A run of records
[Start]

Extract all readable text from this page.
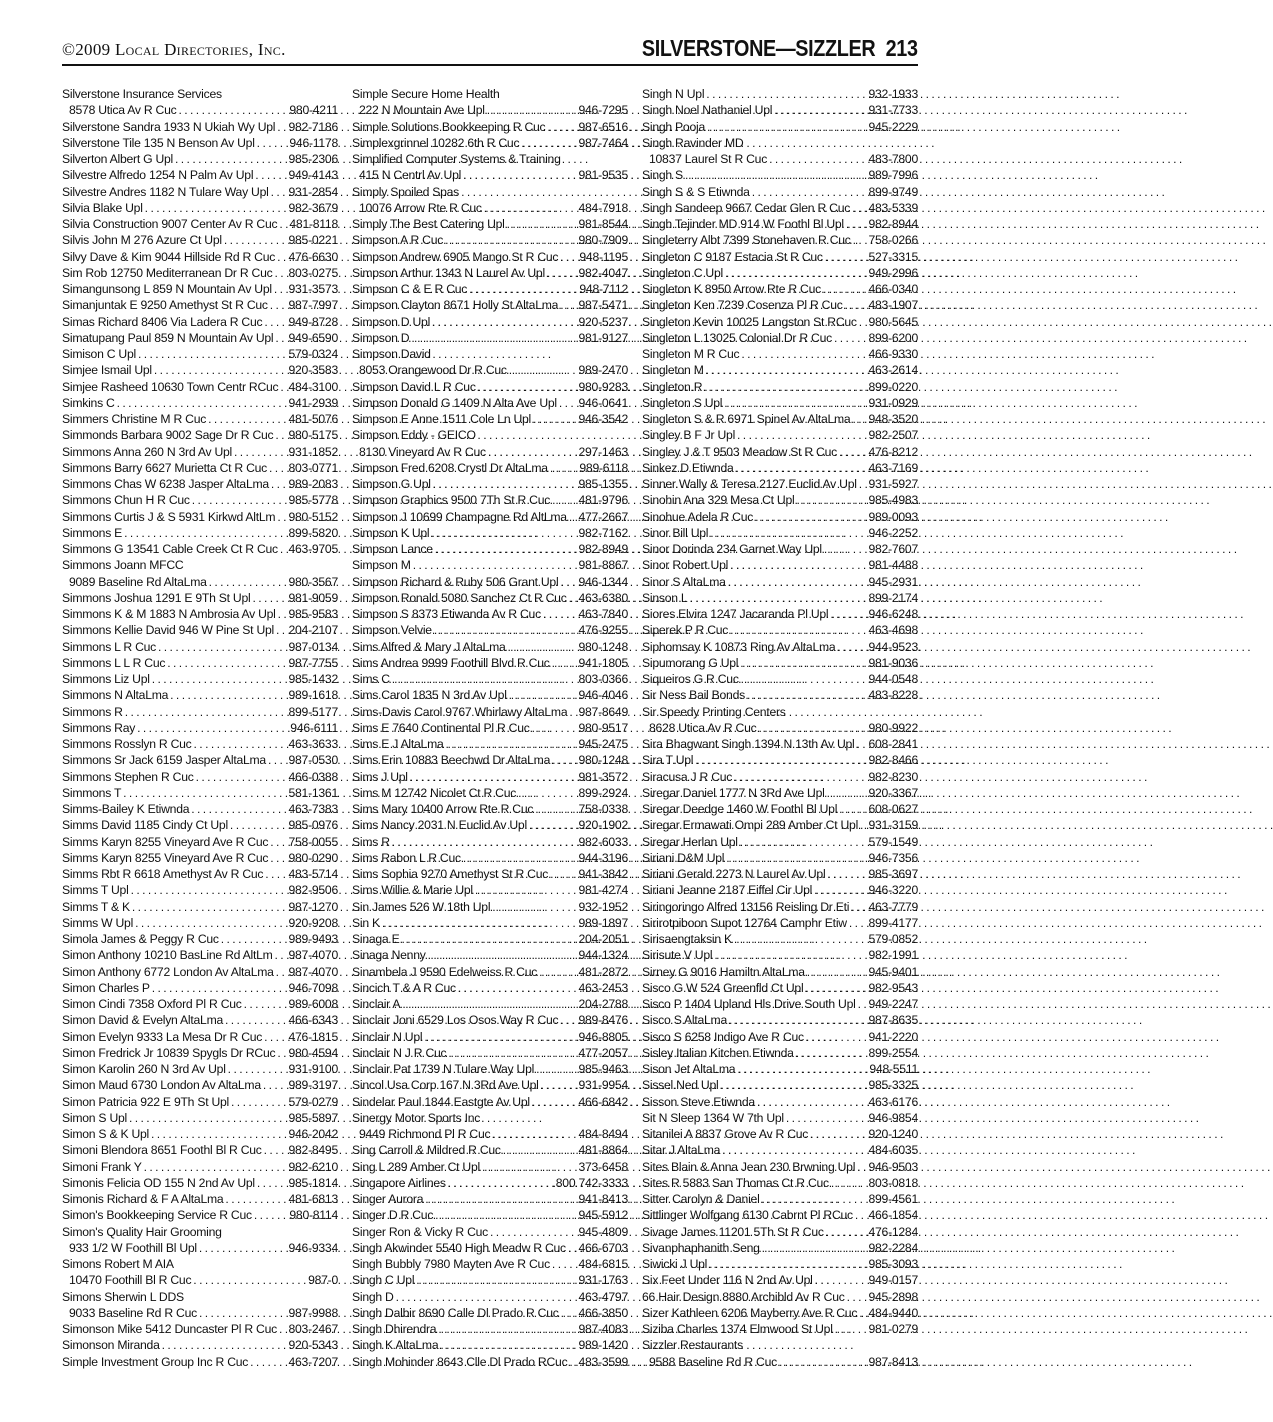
©2009 Local Directories, Inc.	SILVERSTONE—SIZZLER 213
Silverstone Insurance Services
8578 Utica Av R Cuc . . .	980-4211
Silverstone Sandra 1933 N Ukiah Wy Upl . . . 982-7186
Silverstone Tile 135 N Benson Av Upl . . .	946-1178
Silverton Albert G Upl . . .	985-2306
Silvestre Alfredo 1254 N Palm Av Upl . . .	949-4143
Silvestre Andres 1182 N Tulare Way Upl . . . 931-2854
Silvia Blake Upl . . .	982-3679
Silvia Construction 9007 Center Av R Cuc . . . 481-8118
Silvis John M 276 Azure Ct Upl . . .	985-0221
Silvy Dave & Kim 9044 Hillside Rd R Cuc . . . 476-6630
Sim Rob 12750 Mediterranean Dr R Cuc . . . 803-0275
Simangunsong L 859 N Mountain Av Upl . . . 931-3573
Simanjuntak E 9250 Amethyst St R Cuc . . . 987-7997
Simas Richard 8406 Via Ladera R Cuc . . . 949-8728
Simatupang Paul 859 N Mountain Av Upl . . . 949-6590
Simison C Upl . . .	579-0324
Simjee Ismail Upl . . .	920-3583
Simjee Rasheed 10630 Town Centr RCuc . . . 484-3100
Simkins C . . .	941-2939
Simmers Christine M R Cuc . . .	481-5076
Simmonds Barbara 9002 Sage Dr R Cuc . . . 980-5175
Simmons Anna 260 N 3rd Av Upl . . .	931-1852
Simmons Barry 6627 Murietta Ct R Cuc . . . 803-0771
Simmons Chas W 6238 Jasper AltaLma . . . 989-2083
Simmons Chun H R Cuc . . .	985-5778
Simmons Curtis J & S 5931 Kirkwd AltLm . . . 980-5152
Simmons E . . .	899-5820
Simmons G 13541 Cable Creek Ct R Cuc . . . 463-9705
Simmons Joann MFCC
9089 Baseline Rd AltaLma . . .	980-3567
Simmons Joshua 1291 E 9Th St Upl . . .	981-9059
Simmons K & M 1883 N Ambrosia Av Upl . . . 985-9583
Simmons Kellie David 946 W Pine St Upl . . . 204-2107
Simmons L R Cuc . . .	987-0134
Simmons L L R Cuc . . .	987-7755
Simmons Liz Upl . . .	985-1432
Simmons N AltaLma . . .	989-1618
Simmons R . . .	899-5177
Simmons Ray . . .	946-6111
Simmons Rosslyn R Cuc . . .	463-3633
Simmons Sr Jack 6159 Jasper AltaLma . . . 987-0530
Simmons Stephen R Cuc . . .	466-0388
Simmons T . . .	581-1361
Simms-Bailey K Etiwnda . . .	463-7383
Simms David 1185 Cindy Ct Upl . . .	985-0976
Simms Karyn 8255 Vineyard Ave R Cuc . . . 758-0055
Simms Karyn 8255 Vineyard Ave R Cuc . . . 980-0290
Simms Rbt R 6618 Amethyst Av R Cuc . . . 483-5714
Simms T Upl . . .	982-9506
Simms T & K . . .	987-1270
Simms W Upl . . .	920-9208
Simola James & Peggy R Cuc . . .	989-9493
Simon Anthony 10210 BasLine Rd AltLm . . . 987-4070
Simon Anthony 6772 London Av AltaLma . . . 987-4070
Simon Charles P . . .	946-7098
Simon Cindi 7358 Oxford Pl R Cuc . . .	989-6008
Simon David & Evelyn AltaLma . . .	466-6343
Simon Evelyn 9333 La Mesa Dr R Cuc . . . 476-1815
Simon Fredrick Jr 10839 Spygls Dr RCuc . . . 980-4594
Simon Karolin 260 N 3rd Av Upl . . .	931-9100
Simon Maud 6730 London Av AltaLma . . . 989-3197
Simon Patricia 922 E 9Th St Upl . . .	579-0279
Simon S Upl . . .	985-5897
Simon S & K Upl . . .	946-2042
Simoni Blendora 8651 Foothl Bl R Cuc . . . 982-8495
Simoni Frank Y . . .	982-6210
Simonis Felicia OD 155 N 2nd Av Upl . . .	985-1814
Simonis Richard & F A AltaLma . . .	481-6813
Simon's Bookkeeping Service R Cuc . . .	980-8114
Simon's Quality Hair Grooming
933 1/2 W Foothill Bl Upl . . .	946-9334
Simons Robert M AIA
10470 Foothill Bl R Cuc . . .	987-0
Simons Sherwin L DDS
9033 Baseline Rd R Cuc . . .	987-9988
Simonson Mike 5412 Duncaster Pl R Cuc . . . 803-2467
Simonson Miranda . . .	920-5343
Simple Investment Group Inc R Cuc . . .	463-7207
Simple Secure Home Health
222 N Mountain Ave Upl . . .	946-7295
Simple Solutions Bookkeeping R Cuc . . .	987-6516
Simplexgrinnel 10282 6th R Cuc . . .	987-7464
Simplified Computer Systems & Training
415 N Centrl Av Upl . . .	981-9535
Simply Spoiled Spas
10076 Arrow Rte R Cuc . . .	484-7918
Simply The Best Catering Upl . . .	981-8544
Simpson A R Cuc . . .	980-7909
Simpson Andrew 6905 Mango St R Cuc . . . 948-1195
Simpson Arthur 1343 N Laurel Av Upl . . .	982-4047
Simpson C & E R Cuc . . .	948-7112
Simpson Clayton 8671 Holly St AltaLma . . . 987-5471
Simpson D Upl . . .	920-5237
Simpson D . . .	981-9127
Simpson David
8053 Orangewood Dr R Cuc . . .	989-2470
Simpson David L R Cuc . . .	980-9283
Simpson Donald G 1409 N Alta Ave Upl . . . 946-0641
Simpson E Anne 1511 Cole Ln Upl . . .	946-3542
Simpson Eddy - GEICO
8130 Vineyard Av R Cuc . . .	297-1463
Simpson Fred 6208 Crystl Dr AltaLma . . .	989-6118
Simpson G Upl . . .	985-1355
Simpson Graphics 9500 7Th St R Cuc . . . 481-9796
Simpson J 10699 Champagne Rd AltLma . . . 477-2667
Simpson K Upl . . .	982-7162
Simpson Lance . . .	982-8949
Simpson M . . .	981-8867
Simpson Richard & Ruby 506 Grant Upl . . . 946-1344
Simpson Ronald 5080 Sanchez Ct R Cuc . . . 463-6380
Simpson S 8373 Etiwanda Av R Cuc . . .	463-7840
Simpson Velvie . . .	476-9255
Sims Alfred & Mary J AltaLma . . .	980-1248
Sims Andrea 9999 Foothill Blvd R Cuc . . . 941-1805
Sims C . . .	803-0366
Sims Carol 1835 N 3rd Av Upl . . .	946-4046
Sims-Davis Carol 9767 Whirlawy AltaLma . . . 987-8649
Sims E 7640 Continental Pl R Cuc . . .	980-9517
Sims E J AltaLma . . .	945-2475
Sims Erin 10883 Beechwd Dr AltaLma . . . 980-1248
Sims J Upl . . .	981-3572
Sims M 12742 Nicolet Ct R Cuc . . .	899-2924
Sims Mary 10400 Arrow Rte R Cuc . . .	758-0338
Sims Nancy 2031 N Euclid Av Upl . . .	920-1902
Sims R . . .	982-6033
Sims Rabon L R Cuc . . .	944-3196
Sims Sophia 9270 Amethyst St R Cuc . . . 941-3842
Sims Willie & Marie Upl . . .	981-4274
Sin James 526 W 18th Upl . . .	932-1952
Sin K . . .	989-1897
Sinaga E . . .	204-2051
Sinaga Nenny . . .	944-1324
Sinambela J 9590 Edelweiss R Cuc . . .	481-2872
Sincich T & A R Cuc . . .	463-2453
Sinclair A . . .	204-2788
Sinclair Joni 6529 Los Osos Way R Cuc . . . 989-8476
Sinclair N Upl . . .	946-8805
Sinclair N J R Cuc . . .	477-2057
Sinclair Pat 1739 N Tulare Way Upl . . .	985-9463
Sincol Usa Corp 167 N 3Rd Ave Upl . . .	931-9954
Sindelar Paul 1844 Eastgte Av Upl . . .	466-6842
Sinergy Motor Sports Inc
9449 Richmond Pl R Cuc . . .	484-8494
Sing Carroll & Mildred R Cuc . . .	481-8864
Sing L 289 Amber Ct Upl . . .	373-6458
Singapore Airlines . . .	.800 742-3333
Singer Aurora . . .	941-8413
Singer D R Cuc . . .	945-5912
Singer Ron & Vicky R Cuc . . .	945-4809
Singh Akwinder 5540 High Meadw R Cuc . . . 466-6703
Singh Bubbly 7980 Mayten Ave R Cuc . . . 484-6815
Singh C Upl . . .	931-1763
Singh D . . .	463-4797
Singh Dalbir 8690 Calle Dl Prado R Cuc . . . 466-3850
Singh Dhirendra . . .	987-4083
Singh K AltaLma . . .	989-1420
Singh Mohinder 8643 Clle Dl Prado RCuc . . . 483-3599
Singh N Upl . . .	932-1933
Singh Noel Nathaniel Upl . . .	931-7733
Singh Pooja . . .	945-2229
Singh Ravinder MD
10837 Laurel St R Cuc . . .	483-7800
Singh S . . .	989-7996
Singh S & S Etiwnda . . .	899-9749
Singh Sandeep 9667 Cedar Glen R Cuc . . . 483-5339
Singh Tejinder MD 914 W Foothl Bl Upl . . . 982-8944
Singleterry Albt 7399 Stonehaven R Cuc . . . 758-0266
Singleton C 9187 Estacia St R Cuc . . .	527-3315
Singleton C Upl . . .	949-2996
Singleton K 8950 Arrow Rte R Cuc . . .	466-0340
Singleton Ken 7239 Cosenza Pl R Cuc . . . 483-1907
Singleton Kevin 10025 Langston St RCuc . . . 980-5645
Singleton L 13025 Colonial Dr R Cuc . . .	899-6200
Singleton M R Cuc . . .	466-9330
Singleton M . . .	463-2614
Singleton R . . .	899-0220
Singleton S Upl . . .	931-0929
Singleton S & R 6971 Spinel Av AltaLma . . . 948-3520
Singley B F Jr Upl . . .	982-2507
Singley J & T 9503 Meadow St R Cuc . . .	476-8212
Sinkez D Etiwnda . . .	463-7169
Sinner Wally & Teresa 2127 Euclid Av Upl . . . 931-5927
Sinohin Ana 329 Mesa Ct Upl . . .	985-4983
Sinohue Adela R Cuc . . .	989-0093
Sinor Bill Upl . . .	946-2252
Sinor Dorinda 234 Garnet Way Upl . . .	982-7607
Sinor Robert Upl . . .	981-4488
Sinor S AltaLma . . .	945-2931
Sinson L . . .	899-2174
Siores Elvira 1247 Jacaranda Pl Upl . . .	946-6248
Siperek P R Cuc . . .	463-4698
Siphomsay K 10873 Ring Av AltaLma . . .	944-9523
Sipumorang G Upl . . .	981-9036
Siqueiros G R Cuc . . .	944-0548
Sir Ness Bail Bonds . . .	483-8228
Sir Speedy Printing Centers
8628 Utica Av R Cuc . . .	980-9922
Sira Bhagwant Singh 1394 N 13th Av Upl . . . 608-2841
Sira T Upl . . .	982-8466
Siracusa J R Cuc . . .	982-8230
Siregar Daniel 1777 N 3Rd Ave Upl . . .	920-3367
Siregar Deedge 1460 W Foothl Bl Upl . . .	608-0627
Siregar Ermawati Ompi 289 Amber Ct Upl . . . 931-3159
Siregar Herlan Upl . . .	579-1549
Siriani D&M Upl . . .	946-7356
Siriani Gerald 2273 N Laurel Av Upl . . .	985-3697
Siriani Jeanne 2187 Eiffel Cir Upl . . .	946-3220
Siringoringo Alfred 13156 Reisling Dr Eti . . . 463-7779
Sirirotpiboon Supot 12764 Camphr Etiw . . . 899-4177
Sirisaengtaksin K . . .	579-0852
Sirisute V Upl . . .	982-1991
Sirney G 9016 Hamiltn AltaLma . . .	945-9401
Sisco G W 524 Greenfld Ct Upl . . .	982-9543
Sisco P 1404 Upland Hls Drive South Upl . . . 949-2247
Sisco S AltaLma . . .	987-8635
Sisco S 6258 Indigo Ave R Cuc . . .	941-2220
Sisley Italian Kitchen Etiwnda . . .	899-2554
Sison Jet AltaLma . . .	948-5511
Sissel Ned Upl . . .	985-3325
Sisson Steve Etiwnda . . .	463-6176
Sit N Sleep 1364 W 7th Upl . . .	946-9854
Sitanilei A 8837 Grove Av R Cuc . . .	920-1240
Sitar J AltaLma . . .	484-6035
Sites Blain & Anna Jean 230 Brwning Upl . . . 946-9503
Sites R 5883 San Thomas Ct R Cuc . . .	803-0818
Sitter Carolyn & Daniel . . .	899-4561
Sittlinger Wolfgang 6130 Cabrnt Pl RCuc . . . 466-1854
Sivage James 11201 5Th St R Cuc . . .	476-1284
Sivanphaphanith Seng . . .	982-2284
Siwicki J Upl . . .	985-3093
Six Feet Under 116 N 2nd Av Upl . . .	949-0157
66 Hair Design 8880 Archibld Av R Cuc . . . 945-2898
Sizer Kathleen 6206 Mayberry Ave R Cuc . . . 484-9440
Siziba Charles 1374 Elmwood St Upl . . .	981-0279
Sizzler Restaurants
9588 Baseline Rd R Cuc . . .	987-8413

[End]

● Task directions:
Filter the listing above for the string "Simonson" and copy every matching line.

● Result of this task:
Simonson Mike 5412 Duncaster Pl R Cuc . . . 803-2467
Simonson Miranda . . .	920-5343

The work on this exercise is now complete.